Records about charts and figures
** START **
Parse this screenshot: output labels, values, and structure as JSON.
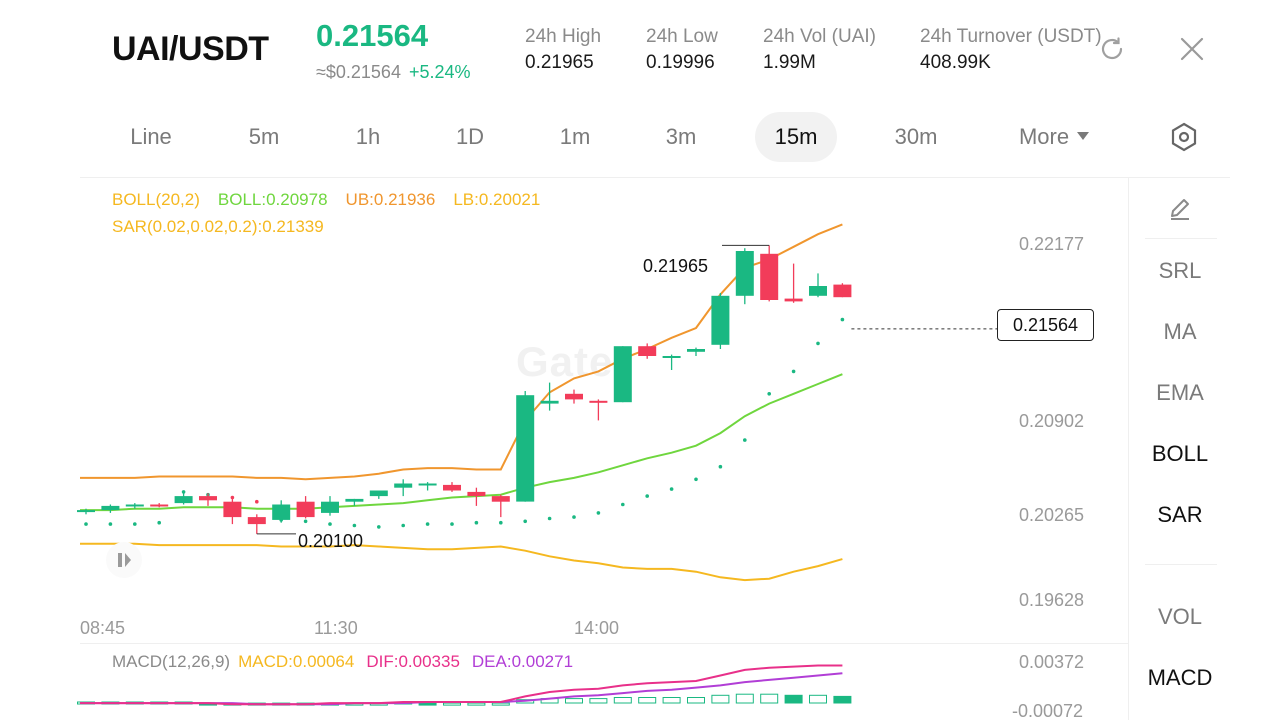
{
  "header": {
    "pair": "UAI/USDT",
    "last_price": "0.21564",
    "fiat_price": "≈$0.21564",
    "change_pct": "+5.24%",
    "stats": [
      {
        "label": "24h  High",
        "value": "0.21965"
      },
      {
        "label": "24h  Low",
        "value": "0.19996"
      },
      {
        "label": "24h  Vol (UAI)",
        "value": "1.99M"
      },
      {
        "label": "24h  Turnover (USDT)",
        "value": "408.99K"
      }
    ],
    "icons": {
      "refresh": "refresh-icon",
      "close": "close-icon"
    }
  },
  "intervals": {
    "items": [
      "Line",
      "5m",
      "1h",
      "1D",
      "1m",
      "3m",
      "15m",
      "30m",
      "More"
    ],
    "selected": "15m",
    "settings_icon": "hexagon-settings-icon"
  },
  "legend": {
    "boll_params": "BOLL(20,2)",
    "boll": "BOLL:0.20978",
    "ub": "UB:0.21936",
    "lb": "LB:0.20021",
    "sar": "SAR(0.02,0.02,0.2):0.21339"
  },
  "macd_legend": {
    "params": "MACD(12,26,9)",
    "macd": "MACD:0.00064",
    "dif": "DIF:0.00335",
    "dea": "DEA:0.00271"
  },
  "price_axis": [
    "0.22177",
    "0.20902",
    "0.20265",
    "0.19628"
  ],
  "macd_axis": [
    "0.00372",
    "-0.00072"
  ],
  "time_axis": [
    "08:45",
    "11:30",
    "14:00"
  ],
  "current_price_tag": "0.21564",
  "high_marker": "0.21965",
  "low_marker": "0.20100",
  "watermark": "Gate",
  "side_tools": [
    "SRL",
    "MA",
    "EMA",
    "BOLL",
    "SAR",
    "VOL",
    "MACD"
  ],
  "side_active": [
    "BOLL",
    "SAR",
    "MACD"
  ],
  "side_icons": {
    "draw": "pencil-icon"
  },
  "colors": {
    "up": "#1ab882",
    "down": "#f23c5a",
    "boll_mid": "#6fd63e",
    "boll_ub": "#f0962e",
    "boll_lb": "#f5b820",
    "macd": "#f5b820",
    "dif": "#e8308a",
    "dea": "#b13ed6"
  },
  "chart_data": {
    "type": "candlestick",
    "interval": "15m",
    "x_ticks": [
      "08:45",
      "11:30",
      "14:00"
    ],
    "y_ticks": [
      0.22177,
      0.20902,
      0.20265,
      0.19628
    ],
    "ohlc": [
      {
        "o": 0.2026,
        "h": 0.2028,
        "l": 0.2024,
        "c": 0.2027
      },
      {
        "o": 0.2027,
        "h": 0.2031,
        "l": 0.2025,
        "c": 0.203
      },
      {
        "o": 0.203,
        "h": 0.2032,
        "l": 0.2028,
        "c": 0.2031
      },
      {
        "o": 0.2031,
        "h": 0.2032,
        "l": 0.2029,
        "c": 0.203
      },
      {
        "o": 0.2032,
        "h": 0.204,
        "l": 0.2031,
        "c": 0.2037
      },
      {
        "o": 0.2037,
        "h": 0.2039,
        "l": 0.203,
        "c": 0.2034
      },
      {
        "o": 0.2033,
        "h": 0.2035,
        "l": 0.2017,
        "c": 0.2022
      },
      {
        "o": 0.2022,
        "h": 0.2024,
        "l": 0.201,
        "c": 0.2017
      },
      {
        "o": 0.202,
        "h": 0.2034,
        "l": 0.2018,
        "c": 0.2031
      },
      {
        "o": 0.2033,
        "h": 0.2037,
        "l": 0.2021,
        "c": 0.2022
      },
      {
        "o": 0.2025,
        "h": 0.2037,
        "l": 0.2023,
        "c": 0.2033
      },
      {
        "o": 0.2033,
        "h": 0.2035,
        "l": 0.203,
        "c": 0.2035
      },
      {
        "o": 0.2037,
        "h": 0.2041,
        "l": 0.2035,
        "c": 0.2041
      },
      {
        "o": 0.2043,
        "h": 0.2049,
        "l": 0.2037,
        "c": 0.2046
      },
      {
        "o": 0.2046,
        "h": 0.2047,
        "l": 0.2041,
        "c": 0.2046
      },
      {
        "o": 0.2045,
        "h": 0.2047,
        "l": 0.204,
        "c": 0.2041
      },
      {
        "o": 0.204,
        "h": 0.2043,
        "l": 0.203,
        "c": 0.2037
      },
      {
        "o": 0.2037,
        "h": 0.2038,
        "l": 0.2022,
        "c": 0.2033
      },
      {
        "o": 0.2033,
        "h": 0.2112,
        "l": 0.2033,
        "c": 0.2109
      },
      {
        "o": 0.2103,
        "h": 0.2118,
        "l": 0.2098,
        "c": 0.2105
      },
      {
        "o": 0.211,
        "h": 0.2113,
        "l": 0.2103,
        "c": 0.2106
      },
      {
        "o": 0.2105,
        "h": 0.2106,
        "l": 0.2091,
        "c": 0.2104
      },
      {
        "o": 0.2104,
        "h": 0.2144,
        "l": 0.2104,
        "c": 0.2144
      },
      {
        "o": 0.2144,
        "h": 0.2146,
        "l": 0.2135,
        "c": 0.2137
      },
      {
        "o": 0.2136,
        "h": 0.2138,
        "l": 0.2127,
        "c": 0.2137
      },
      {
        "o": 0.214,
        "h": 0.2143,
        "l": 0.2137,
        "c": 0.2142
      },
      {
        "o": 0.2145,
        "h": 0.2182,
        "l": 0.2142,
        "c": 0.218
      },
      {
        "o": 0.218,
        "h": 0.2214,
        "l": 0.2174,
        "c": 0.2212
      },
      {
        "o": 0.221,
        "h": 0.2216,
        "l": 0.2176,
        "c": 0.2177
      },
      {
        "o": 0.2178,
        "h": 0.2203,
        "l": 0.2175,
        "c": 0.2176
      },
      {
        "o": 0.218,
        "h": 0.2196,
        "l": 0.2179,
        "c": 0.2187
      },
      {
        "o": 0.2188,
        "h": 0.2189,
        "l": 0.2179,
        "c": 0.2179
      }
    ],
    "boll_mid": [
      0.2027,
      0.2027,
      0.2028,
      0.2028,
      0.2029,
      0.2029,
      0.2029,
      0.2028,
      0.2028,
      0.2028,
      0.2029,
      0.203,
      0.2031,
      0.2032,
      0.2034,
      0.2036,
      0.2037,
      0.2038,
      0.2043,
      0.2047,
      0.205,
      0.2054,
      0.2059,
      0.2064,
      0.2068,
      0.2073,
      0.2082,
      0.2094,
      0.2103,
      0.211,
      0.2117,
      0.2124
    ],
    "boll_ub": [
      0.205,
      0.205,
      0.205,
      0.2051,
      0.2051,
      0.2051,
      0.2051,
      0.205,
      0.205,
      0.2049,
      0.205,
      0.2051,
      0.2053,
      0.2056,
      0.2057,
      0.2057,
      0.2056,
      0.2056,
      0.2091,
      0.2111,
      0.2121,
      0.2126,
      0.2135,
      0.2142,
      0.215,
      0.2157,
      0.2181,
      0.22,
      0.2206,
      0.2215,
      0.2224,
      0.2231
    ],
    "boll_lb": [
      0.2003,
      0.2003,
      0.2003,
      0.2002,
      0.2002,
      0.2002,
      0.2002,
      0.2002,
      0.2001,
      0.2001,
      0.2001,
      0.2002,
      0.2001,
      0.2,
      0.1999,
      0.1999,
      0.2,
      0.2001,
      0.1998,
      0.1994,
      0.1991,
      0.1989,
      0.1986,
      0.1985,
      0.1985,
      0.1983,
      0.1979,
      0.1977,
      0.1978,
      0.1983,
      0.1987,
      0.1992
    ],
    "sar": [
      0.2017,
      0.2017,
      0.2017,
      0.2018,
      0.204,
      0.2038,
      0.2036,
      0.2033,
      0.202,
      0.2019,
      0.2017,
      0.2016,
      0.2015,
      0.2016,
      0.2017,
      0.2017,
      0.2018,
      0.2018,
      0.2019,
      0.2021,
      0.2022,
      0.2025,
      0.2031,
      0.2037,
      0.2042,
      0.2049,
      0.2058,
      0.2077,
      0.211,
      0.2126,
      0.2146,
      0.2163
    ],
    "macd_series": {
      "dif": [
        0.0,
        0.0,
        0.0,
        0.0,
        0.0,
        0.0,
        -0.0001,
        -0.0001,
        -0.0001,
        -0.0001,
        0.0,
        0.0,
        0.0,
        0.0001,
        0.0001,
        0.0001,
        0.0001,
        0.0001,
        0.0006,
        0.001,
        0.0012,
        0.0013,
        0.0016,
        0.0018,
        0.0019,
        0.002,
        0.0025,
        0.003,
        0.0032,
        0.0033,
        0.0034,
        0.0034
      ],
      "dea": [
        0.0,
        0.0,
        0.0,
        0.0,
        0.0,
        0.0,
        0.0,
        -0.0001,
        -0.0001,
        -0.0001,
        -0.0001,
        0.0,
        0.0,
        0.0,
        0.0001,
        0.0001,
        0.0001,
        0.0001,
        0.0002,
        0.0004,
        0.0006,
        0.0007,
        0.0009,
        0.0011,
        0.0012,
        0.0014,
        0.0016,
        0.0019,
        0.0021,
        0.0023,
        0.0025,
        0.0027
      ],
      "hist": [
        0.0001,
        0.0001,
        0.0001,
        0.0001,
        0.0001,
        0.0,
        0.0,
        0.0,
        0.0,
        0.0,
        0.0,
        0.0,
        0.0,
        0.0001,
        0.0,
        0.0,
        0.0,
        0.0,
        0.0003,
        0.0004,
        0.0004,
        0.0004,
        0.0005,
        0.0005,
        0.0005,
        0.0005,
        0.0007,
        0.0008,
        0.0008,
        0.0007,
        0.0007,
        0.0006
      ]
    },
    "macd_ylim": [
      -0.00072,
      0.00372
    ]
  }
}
** END **
** START **
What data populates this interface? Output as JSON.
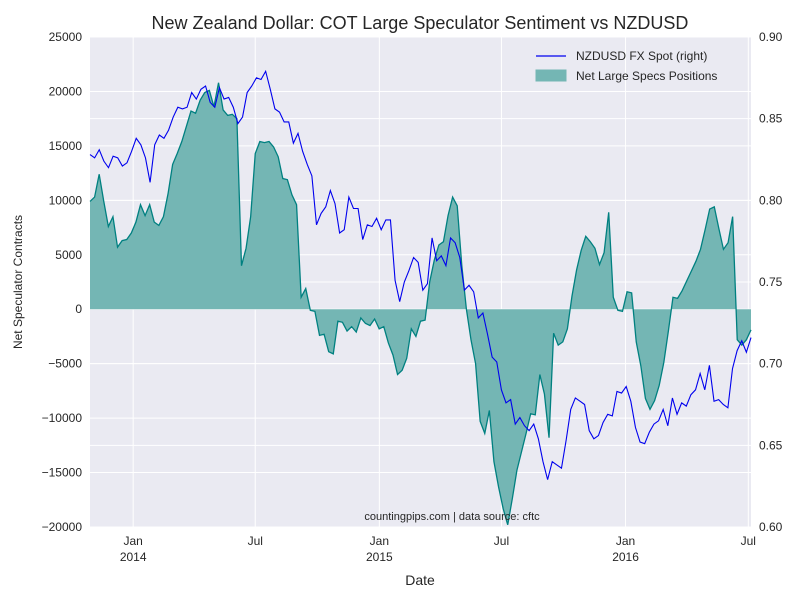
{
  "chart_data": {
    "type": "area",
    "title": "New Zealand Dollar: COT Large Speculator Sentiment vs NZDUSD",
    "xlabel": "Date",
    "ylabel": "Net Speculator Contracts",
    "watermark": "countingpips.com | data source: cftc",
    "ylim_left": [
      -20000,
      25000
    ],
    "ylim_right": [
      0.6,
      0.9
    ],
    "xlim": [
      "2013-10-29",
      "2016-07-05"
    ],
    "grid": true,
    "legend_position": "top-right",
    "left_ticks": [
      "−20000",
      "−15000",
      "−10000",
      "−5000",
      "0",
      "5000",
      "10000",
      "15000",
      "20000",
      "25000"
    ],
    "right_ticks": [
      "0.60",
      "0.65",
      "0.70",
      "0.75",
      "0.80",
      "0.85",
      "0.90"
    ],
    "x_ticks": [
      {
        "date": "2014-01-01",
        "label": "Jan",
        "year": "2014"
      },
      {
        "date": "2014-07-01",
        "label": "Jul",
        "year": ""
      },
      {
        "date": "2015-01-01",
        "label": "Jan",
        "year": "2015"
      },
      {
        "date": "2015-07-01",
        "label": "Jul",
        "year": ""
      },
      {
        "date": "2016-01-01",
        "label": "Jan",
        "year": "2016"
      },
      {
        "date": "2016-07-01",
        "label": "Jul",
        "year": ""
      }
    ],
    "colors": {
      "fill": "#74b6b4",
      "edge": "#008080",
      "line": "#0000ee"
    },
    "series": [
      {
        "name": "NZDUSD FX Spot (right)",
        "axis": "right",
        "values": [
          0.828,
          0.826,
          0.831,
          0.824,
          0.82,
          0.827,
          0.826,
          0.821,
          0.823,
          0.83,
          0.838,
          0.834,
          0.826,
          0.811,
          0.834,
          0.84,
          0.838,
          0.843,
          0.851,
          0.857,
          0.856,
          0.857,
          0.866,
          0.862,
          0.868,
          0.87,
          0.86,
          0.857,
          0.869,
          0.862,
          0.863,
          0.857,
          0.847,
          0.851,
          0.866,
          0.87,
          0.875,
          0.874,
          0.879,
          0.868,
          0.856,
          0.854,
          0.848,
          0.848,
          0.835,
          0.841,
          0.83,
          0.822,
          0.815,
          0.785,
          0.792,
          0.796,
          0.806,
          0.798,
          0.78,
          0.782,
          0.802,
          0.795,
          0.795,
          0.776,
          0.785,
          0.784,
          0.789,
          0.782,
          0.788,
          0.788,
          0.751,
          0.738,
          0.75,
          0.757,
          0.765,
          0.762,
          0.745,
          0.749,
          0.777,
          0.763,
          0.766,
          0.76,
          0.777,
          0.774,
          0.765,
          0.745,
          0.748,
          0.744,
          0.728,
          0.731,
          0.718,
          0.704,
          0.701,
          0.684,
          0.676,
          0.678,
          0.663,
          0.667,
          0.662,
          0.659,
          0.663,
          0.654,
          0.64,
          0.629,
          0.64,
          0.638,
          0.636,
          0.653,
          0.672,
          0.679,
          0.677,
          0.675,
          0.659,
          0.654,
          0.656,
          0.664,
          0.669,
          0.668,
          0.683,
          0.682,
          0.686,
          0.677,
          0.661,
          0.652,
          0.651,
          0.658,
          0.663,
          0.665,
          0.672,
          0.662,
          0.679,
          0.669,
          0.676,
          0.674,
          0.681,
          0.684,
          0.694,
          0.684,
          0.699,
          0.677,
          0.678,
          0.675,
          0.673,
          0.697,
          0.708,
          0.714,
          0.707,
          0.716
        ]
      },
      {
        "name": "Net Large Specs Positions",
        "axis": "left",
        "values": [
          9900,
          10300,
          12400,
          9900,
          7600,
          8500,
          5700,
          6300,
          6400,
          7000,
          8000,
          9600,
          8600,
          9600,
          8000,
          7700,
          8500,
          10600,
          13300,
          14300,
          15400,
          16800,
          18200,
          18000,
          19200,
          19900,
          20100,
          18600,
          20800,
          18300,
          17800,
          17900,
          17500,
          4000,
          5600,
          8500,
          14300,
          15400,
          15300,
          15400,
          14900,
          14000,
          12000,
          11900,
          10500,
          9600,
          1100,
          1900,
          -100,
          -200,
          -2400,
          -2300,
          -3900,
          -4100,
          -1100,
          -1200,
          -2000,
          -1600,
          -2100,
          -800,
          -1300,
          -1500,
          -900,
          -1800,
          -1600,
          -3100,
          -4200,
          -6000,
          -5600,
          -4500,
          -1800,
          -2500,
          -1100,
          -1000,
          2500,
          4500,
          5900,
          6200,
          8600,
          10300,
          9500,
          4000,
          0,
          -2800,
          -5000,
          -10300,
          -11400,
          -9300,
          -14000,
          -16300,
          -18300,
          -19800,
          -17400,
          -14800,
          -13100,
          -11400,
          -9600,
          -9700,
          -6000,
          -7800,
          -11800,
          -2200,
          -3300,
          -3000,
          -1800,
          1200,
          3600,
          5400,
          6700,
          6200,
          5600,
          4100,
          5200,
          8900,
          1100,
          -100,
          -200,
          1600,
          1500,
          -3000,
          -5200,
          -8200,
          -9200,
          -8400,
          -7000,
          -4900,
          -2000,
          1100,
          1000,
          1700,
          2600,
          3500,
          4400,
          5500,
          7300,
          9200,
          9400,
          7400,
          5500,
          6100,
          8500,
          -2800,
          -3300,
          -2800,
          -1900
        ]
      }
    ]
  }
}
** END **
Problem details:
In the entries above, identify every line with the word "this". Copy those lines.

Answer to the exercise:
Parse this screenshot: output labels, values, and structure as JSON.
What data populates this interface? Output as JSON.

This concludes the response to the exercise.